By Delon Shurtz on December 11, 2020.
A Lethbridge Crown prosecutor and Calgary defence lawyer are miles apart when it comes to sentencing a 26-year-old man for several criminal offences.
During a sentencing hearing Tuesday in Lethbridge provincial court for Anthony Douglas Johnston, Crown prosecutor Bruce Ainscough recommended a sentence of 25 months in a federal prison, and a five-year driving prohibition.
Calgary lawyer Robin McIntyre is seeking a 13-month jail sentence, which would equate to the amount of time Johnston has already spent in remand, effectively concluding his sentence. She also recommended placing Johnston on probation for 18 months.
Johnston pleaded guilty in September to charges of possession of stolen property over $5,000, possession of stolen property under $5,000, flight from a peace officer, driving while prohibited, and possession of a weapon while prohibited from doing so.
According to an agreed statement of facts, a woman called police about 8 a.m. March 20 to report her Ford Explorer had been stolen. The woman called police again a few hours later and she was tracking her vehicle using GPS technology.
A police officer saw the vehicle and followed it into a Dairy Queen drive-through on Mayor Magrath Drive South, where he and an officer in a second unmarked police vehicle used their vehicles to trap the stolen truck.
Johnston, who saw one of the approaching vehicles and thought he was going to be struck, attempted to avoid the collision and drive away. The officer activated his emergency lights and siren, closed the distance, and caused the bumpers of both vehicles to collide. The Explorer spun out and hit an adjacent motel building, causing $75,000-$100,000 in damage.
◆ ◆ ◆ ◆ ◆ ◆ ◆
● **Written task A**
Echo the sentencing article from "Calgary lawyer Robin" up to and including "using GPS technology.".
● **Written task B**
Decide whether each statement agrees with the sentencing article. Answer yes or no for each and quote the deciding words. (i) The Crown prosecutor recommended a five-year driving prohibition. (ii) The defence lawyer proposed 24 months of probation. (iii) The Explorer struck a motel building next to it.
● **Written task C**
Condense the paragraph of the sentencing article beginning "Johnston, who saw one of the approaching vehicles" into a shorter version that keeps its main facts.
The lines placed after the sentencing article bear no relation to it.

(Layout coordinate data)
◆ ◆ ◆ ◆ ◆ ◆ ◆
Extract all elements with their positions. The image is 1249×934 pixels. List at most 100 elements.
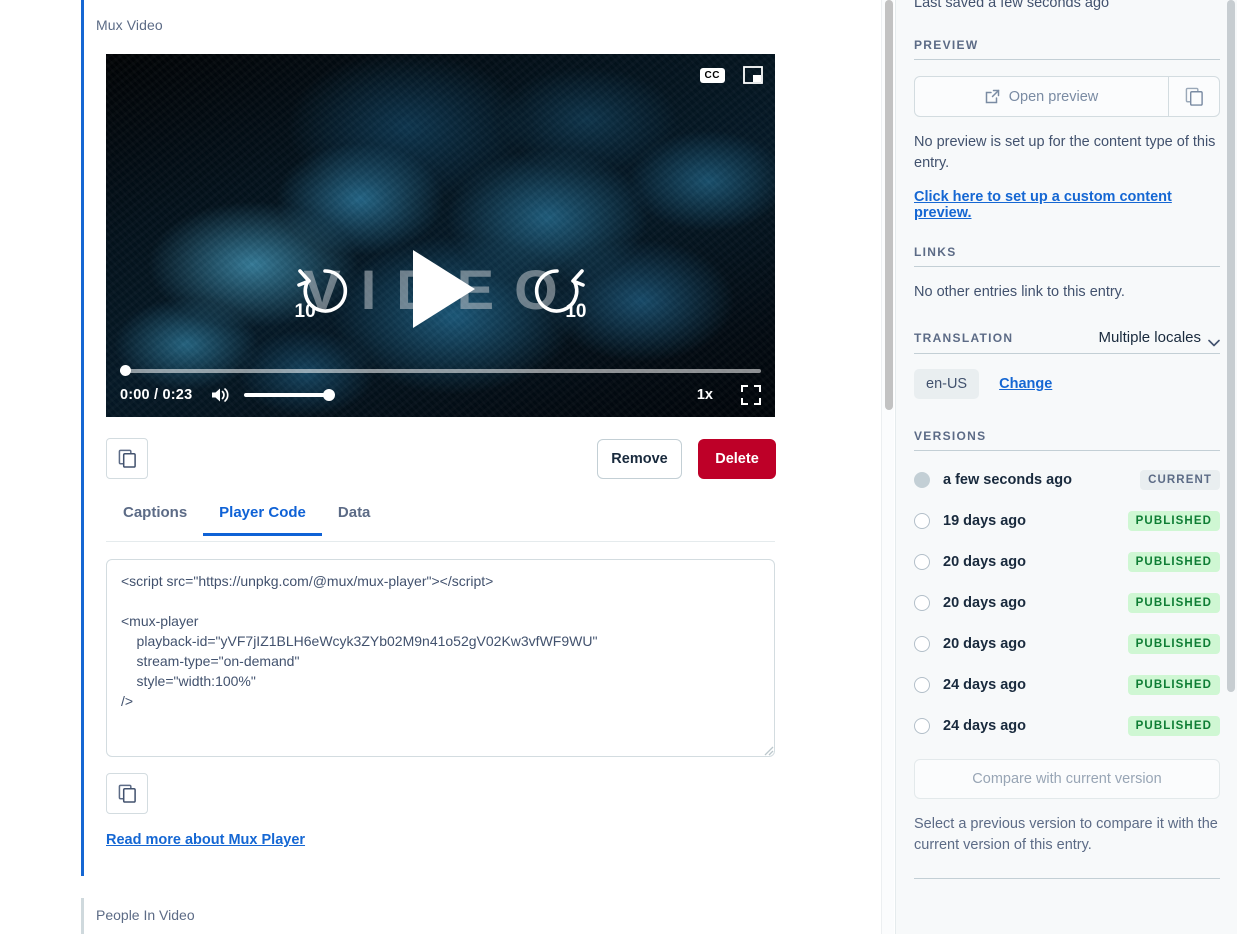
preview-section-header: PREVIEW xyxy=(914,38,1220,60)
locale-mode-label: Multiple locales xyxy=(1098,329,1201,346)
status-badge: PUBLISHED xyxy=(1128,634,1220,654)
version-label: 24 days ago xyxy=(943,677,1026,693)
delete-button[interactable]: Delete xyxy=(698,439,776,479)
open-preview-button[interactable]: Open preview xyxy=(915,77,1168,116)
external-link-icon xyxy=(985,89,1000,104)
read-more-mux-player-link[interactable]: Read more about Mux Player xyxy=(106,832,305,848)
remove-button[interactable]: Remove xyxy=(597,439,682,479)
fullscreen-icon[interactable] xyxy=(741,385,761,405)
status-badge: PUBLISHED xyxy=(1128,675,1220,695)
change-locales-link[interactable]: Change xyxy=(999,376,1052,392)
version-label: 19 days ago xyxy=(943,513,1026,529)
copy-icon xyxy=(118,784,137,803)
copy-icon xyxy=(1185,87,1204,106)
page-right-edge xyxy=(1237,0,1249,934)
version-list-item[interactable]: 24 days ago PUBLISHED xyxy=(914,705,1220,746)
copy-preview-url-button[interactable] xyxy=(1168,77,1219,116)
links-section-title: LINKS xyxy=(914,245,957,259)
compare-with-current-version-button[interactable]: Compare with current version xyxy=(914,759,1220,799)
volume-knob[interactable] xyxy=(323,389,335,401)
setup-content-preview-link[interactable]: Click here to set up a custom content pr… xyxy=(914,189,1220,221)
field-label-mux-video: Mux Video xyxy=(96,17,163,33)
tab-captions[interactable]: Captions xyxy=(106,500,203,535)
picture-in-picture-icon[interactable] xyxy=(743,66,763,84)
volume-slider[interactable] xyxy=(244,388,334,402)
progress-knob[interactable] xyxy=(120,365,131,376)
status-badge: PUBLISHED xyxy=(1128,716,1220,736)
versions-section-title: VERSIONS xyxy=(914,429,986,443)
player-bottom-controls: 0:00 / 0:23 1x xyxy=(106,362,775,417)
status-badge: PUBLISHED xyxy=(1128,593,1220,613)
compare-help-text: Select a previous version to compare it … xyxy=(914,814,1220,856)
entry-sidebar: Last saved a few seconds ago PREVIEW Ope… xyxy=(895,0,1237,934)
sidebar-divider xyxy=(914,878,1220,879)
mux-video-player[interactable]: VIDEO CC 10 xyxy=(106,54,775,417)
versions-section-header: VERSIONS xyxy=(914,429,1220,451)
seek-backward-label: 10 xyxy=(295,302,316,321)
version-label: 20 days ago xyxy=(943,595,1026,611)
version-radio[interactable] xyxy=(914,718,930,734)
locale-chip-en-us: en-US xyxy=(914,369,979,399)
links-section-header: LINKS xyxy=(914,245,1220,267)
version-label: 24 days ago xyxy=(943,718,1026,734)
version-radio[interactable] xyxy=(914,677,930,693)
version-list-item[interactable]: a few seconds ago CURRENT xyxy=(914,459,1220,500)
version-label: 20 days ago xyxy=(943,636,1026,652)
status-badge: PUBLISHED xyxy=(1128,552,1220,572)
volume-icon[interactable] xyxy=(210,386,230,404)
playback-rate-button[interactable]: 1x xyxy=(697,387,713,403)
captions-toggle-icon[interactable]: CC xyxy=(700,68,725,83)
version-label: 20 days ago xyxy=(943,554,1026,570)
copy-player-code-button[interactable] xyxy=(106,773,148,814)
copy-icon xyxy=(118,449,137,468)
version-radio[interactable] xyxy=(914,595,930,611)
status-badge: PUBLISHED xyxy=(1128,511,1220,531)
tab-player-code[interactable]: Player Code xyxy=(203,500,322,535)
player-center-controls: 10 10 xyxy=(106,250,775,328)
play-button[interactable] xyxy=(413,250,475,328)
version-radio[interactable] xyxy=(914,472,930,488)
seek-forward-label: 10 xyxy=(565,302,586,321)
preview-empty-text: No preview is set up for the content typ… xyxy=(914,132,1220,174)
time-display: 0:00 / 0:23 xyxy=(120,387,192,403)
entry-editor-main: Mux Video VIDEO CC xyxy=(0,0,881,934)
version-list-item[interactable]: 19 days ago PUBLISHED xyxy=(914,500,1220,541)
links-empty-text: No other entries link to this entry. xyxy=(914,282,1220,303)
version-list-item[interactable]: 20 days ago PUBLISHED xyxy=(914,541,1220,582)
version-list-item[interactable]: 20 days ago PUBLISHED xyxy=(914,582,1220,623)
chevron-down-icon xyxy=(1208,334,1220,342)
status-badge: CURRENT xyxy=(1140,470,1220,490)
open-preview-label: Open preview xyxy=(1009,89,1098,105)
progress-track xyxy=(120,369,761,373)
app-root: Mux Video VIDEO CC xyxy=(0,0,1249,934)
preview-section-title: PREVIEW xyxy=(914,38,978,52)
preview-button-group: Open preview xyxy=(914,76,1220,117)
translation-section-header: TRANSLATION Multiple locales xyxy=(914,329,1220,354)
version-radio[interactable] xyxy=(914,513,930,529)
player-top-controls: CC xyxy=(700,66,763,84)
locale-row: en-US Change xyxy=(914,369,1220,399)
field-accent-bar xyxy=(81,0,84,876)
translation-section-title: TRANSLATION xyxy=(914,331,1013,345)
seek-backward-10-button[interactable]: 10 xyxy=(295,259,355,319)
sidebar-scrollbar-thumb[interactable] xyxy=(1227,0,1235,692)
next-field-accent-bar xyxy=(81,898,84,934)
version-radio[interactable] xyxy=(914,554,930,570)
last-saved-status: Last saved a few seconds ago xyxy=(914,0,1109,11)
version-label: a few seconds ago xyxy=(943,472,1072,488)
sidebar-scrollbar[interactable] xyxy=(1225,0,1237,934)
player-tabs: Captions Player Code Data xyxy=(106,500,775,542)
main-scrollbar[interactable] xyxy=(881,0,894,934)
version-list-item[interactable]: 20 days ago PUBLISHED xyxy=(914,623,1220,664)
copy-playback-id-button[interactable] xyxy=(106,438,148,479)
locale-mode-dropdown[interactable]: Multiple locales xyxy=(1098,329,1220,346)
main-scrollbar-thumb[interactable] xyxy=(885,0,893,410)
version-list-item[interactable]: 24 days ago PUBLISHED xyxy=(914,664,1220,705)
progress-slider[interactable] xyxy=(120,362,761,380)
field-label-people-in-video: People In Video xyxy=(96,907,195,923)
tab-data[interactable]: Data xyxy=(322,500,387,535)
version-radio[interactable] xyxy=(914,636,930,652)
volume-track xyxy=(244,393,334,397)
player-code-textarea[interactable]: <script src="https://unpkg.com/@mux/mux-… xyxy=(106,559,775,757)
seek-forward-10-button[interactable]: 10 xyxy=(527,259,587,319)
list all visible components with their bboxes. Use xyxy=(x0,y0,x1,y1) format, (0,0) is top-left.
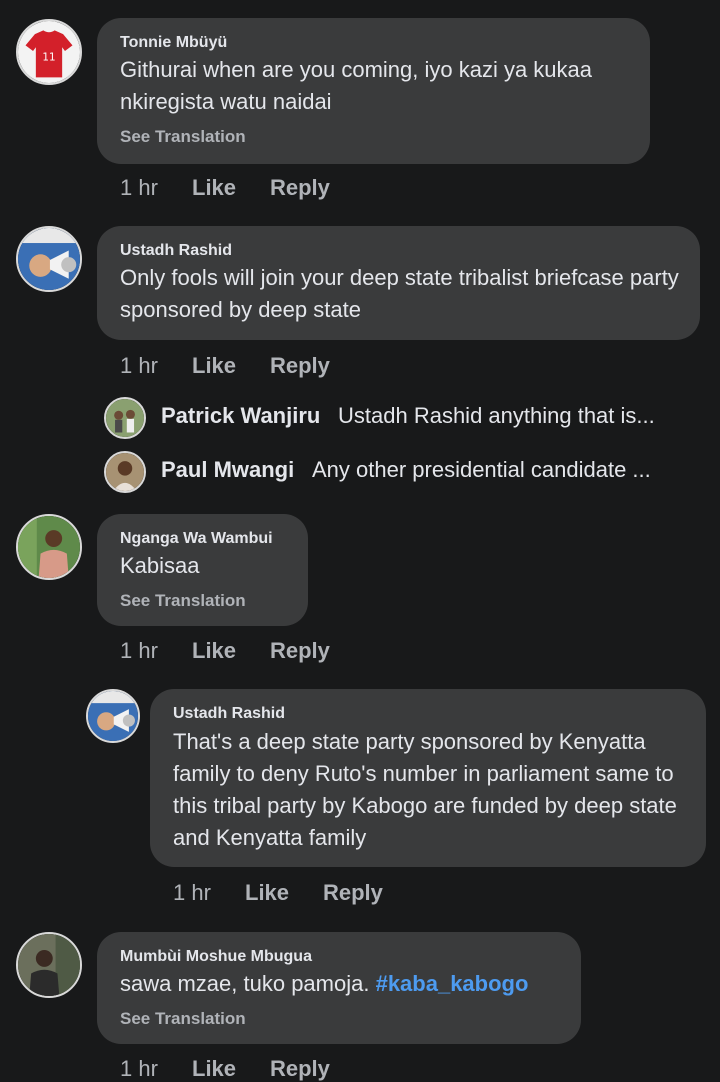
reply-button[interactable]: Reply xyxy=(323,880,383,906)
like-button[interactable]: Like xyxy=(192,175,236,201)
person-avatar-icon xyxy=(18,516,80,578)
person-avatar-icon xyxy=(18,934,80,996)
reply-button[interactable]: Reply xyxy=(270,175,330,201)
comment-author[interactable]: Ustadh Rashid xyxy=(120,242,232,260)
megaphone-avatar-icon xyxy=(18,228,80,290)
svg-text:11: 11 xyxy=(42,51,55,63)
group-photo-avatar-icon xyxy=(106,399,144,437)
like-button[interactable]: Like xyxy=(245,880,289,906)
comment-author[interactable]: Mumbùi Moshue Mbugua xyxy=(120,948,312,966)
comment-author[interactable]: Nganga Wa Wambui xyxy=(120,530,273,548)
football-jersey-avatar-icon: 11 xyxy=(18,21,80,83)
megaphone-avatar-icon xyxy=(88,691,138,741)
avatar[interactable]: 11 xyxy=(16,19,82,85)
reply-button[interactable]: Reply xyxy=(270,353,330,379)
comment-author[interactable]: Tonnie Mbüyü xyxy=(120,34,227,52)
see-translation-link[interactable]: See Translation xyxy=(120,127,246,147)
comment-time: 1 hr xyxy=(120,638,158,663)
reply-preview-text: Ustadh Rashid anything that is... xyxy=(338,403,655,428)
comment-time: 1 hr xyxy=(120,175,158,200)
comment-text: Kabisaa xyxy=(120,553,200,578)
reply-preview[interactable]: Paul Mwangi Any other presidential candi… xyxy=(104,451,714,493)
see-translation-link[interactable]: See Translation xyxy=(120,1009,246,1029)
see-translation-link[interactable]: See Translation xyxy=(120,591,246,611)
comment-author[interactable]: Ustadh Rashid xyxy=(173,705,285,723)
avatar[interactable] xyxy=(16,514,82,580)
avatar xyxy=(104,397,146,439)
reply-author[interactable]: Patrick Wanjiru xyxy=(161,403,320,429)
person-avatar-icon xyxy=(106,453,144,491)
reply-button[interactable]: Reply xyxy=(270,638,330,664)
comment-time: 1 hr xyxy=(120,353,158,378)
reply-author[interactable]: Paul Mwangi xyxy=(161,457,294,483)
reply-preview-text: Any other presidential candidate ... xyxy=(312,457,651,482)
comment-text: Githurai when are you coming, iyo kazi y… xyxy=(120,57,593,114)
avatar[interactable] xyxy=(16,932,82,998)
reply-button[interactable]: Reply xyxy=(270,1056,330,1082)
hashtag-link[interactable]: #kaba_kabogo xyxy=(376,971,529,996)
like-button[interactable]: Like xyxy=(192,638,236,664)
reply-preview[interactable]: Patrick Wanjiru Ustadh Rashid anything t… xyxy=(104,397,714,439)
comment-text: sawa mzae, tuko pamoja. #kaba_kabogo xyxy=(120,968,570,1000)
comment-time: 1 hr xyxy=(120,1056,158,1081)
like-button[interactable]: Like xyxy=(192,1056,236,1082)
like-button[interactable]: Like xyxy=(192,353,236,379)
comment-text: Only fools will join your deep state tri… xyxy=(120,265,679,322)
avatar[interactable] xyxy=(16,226,82,292)
avatar[interactable] xyxy=(86,689,140,743)
comment-time: 1 hr xyxy=(173,880,211,905)
comment-text: That's a deep state party sponsored by K… xyxy=(173,729,677,850)
comment-text-plain: sawa mzae, tuko pamoja. xyxy=(120,971,376,996)
avatar xyxy=(104,451,146,493)
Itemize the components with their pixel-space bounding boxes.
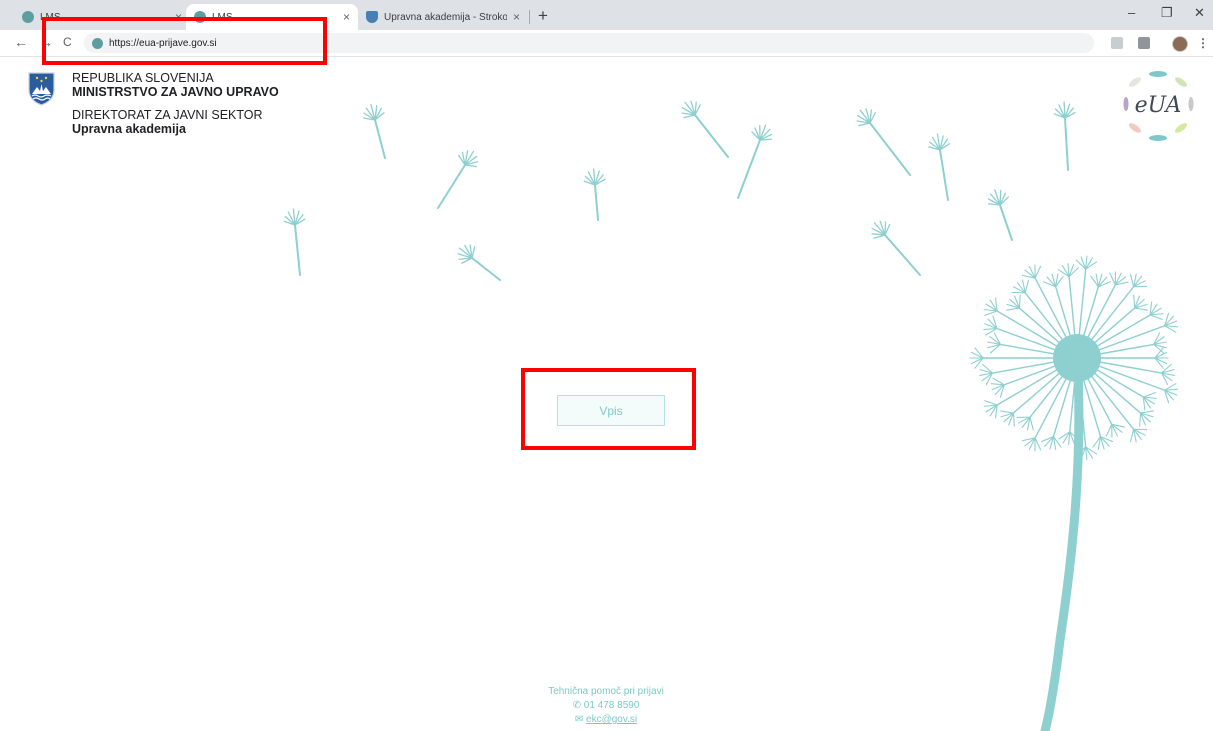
dandelion-seed (437, 150, 479, 209)
restore-button[interactable]: ❐ (1161, 5, 1173, 21)
support-phone: ✆ 01 478 8590 (500, 700, 712, 711)
translate-icon[interactable] (1111, 37, 1123, 49)
dandelion-stem (1040, 365, 1084, 731)
back-button[interactable]: ← (14, 34, 28, 50)
profile-avatar[interactable] (1172, 36, 1188, 52)
dandelion-seed (928, 133, 951, 201)
phone-number: 01 478 8590 (583, 700, 640, 711)
minimize-button[interactable]: – (1128, 5, 1135, 20)
dandelion-seed (583, 168, 606, 221)
support-title: Tehnična pomoč pri prijavi (548, 686, 664, 697)
extension-icon[interactable] (1138, 37, 1150, 49)
tab-title: Upravna akademija - Strokovni u (384, 11, 507, 23)
dandelion-seed (283, 208, 306, 276)
dandelion-seed (457, 244, 501, 281)
dandelion-seed (363, 103, 386, 159)
support-email: ✉ ekc@gov.si (500, 714, 712, 725)
dandelion-head (1053, 334, 1101, 382)
new-tab-button[interactable]: + (538, 6, 548, 26)
tab-separator (529, 10, 530, 24)
email-icon: ✉ (574, 714, 584, 725)
dandelion-seed (987, 189, 1013, 241)
close-window-button[interactable]: ✕ (1194, 5, 1205, 21)
login-button[interactable]: Vpis (557, 395, 665, 426)
tab-close-icon[interactable]: × (343, 10, 350, 24)
email-link[interactable]: ekc@gov.si (586, 714, 637, 725)
tab-close-icon[interactable]: × (513, 10, 520, 24)
shield-favicon-icon (366, 11, 378, 23)
browser-tab-3[interactable]: Upravna akademija - Strokovni u × (358, 4, 528, 30)
dandelion-seed (681, 100, 729, 158)
dandelion-seed (1053, 101, 1076, 171)
browser-menu-icon[interactable]: ⋮ (1197, 36, 1209, 50)
phone-icon: ✆ (572, 700, 581, 711)
dandelion-seed (871, 220, 921, 276)
dandelion-seed (737, 124, 773, 199)
lms-favicon-icon (22, 11, 34, 23)
dandelion-seed (856, 108, 911, 176)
◆ ◆ ◆ ◆ ◆ ◆ ◆
● **Reply A**
Calgary lawyer Robin McIntyre is seeking a 13-month jail sentence, which would equate to the amount of time Johnston has already spent in remand, effectively concluding his sentence. She also recommended placing Johnston on probation for 18 months.
Johnston pleaded guilty in September to charges of possession of stolen property over $5,000, possession of stolen property under $5,000, flight from a peace officer, driving while prohibited, and possession of a weapon while prohibited from doing so.
According to an agreed statement of facts, a woman called police about 8 a.m. March 20 to report her Ford Explorer had been stolen. The woman called police again a few hours later and she was tracking her vehicle using GPS technology.

● **Reply B**
(i) Yes: "and a five-year driving prohibition."
(ii) No: "placing Johnston on probation for 18 months."
(iii) Yes: "hit an adjacent motel building"

● **Reply C**
Johnston thought an approaching vehicle would strike him and tried to drive away. With lights and siren on, the officer closed in and bumped the Explorer. It spun out and hit an adjacent motel building, causing $75,000-$100,000 in damage.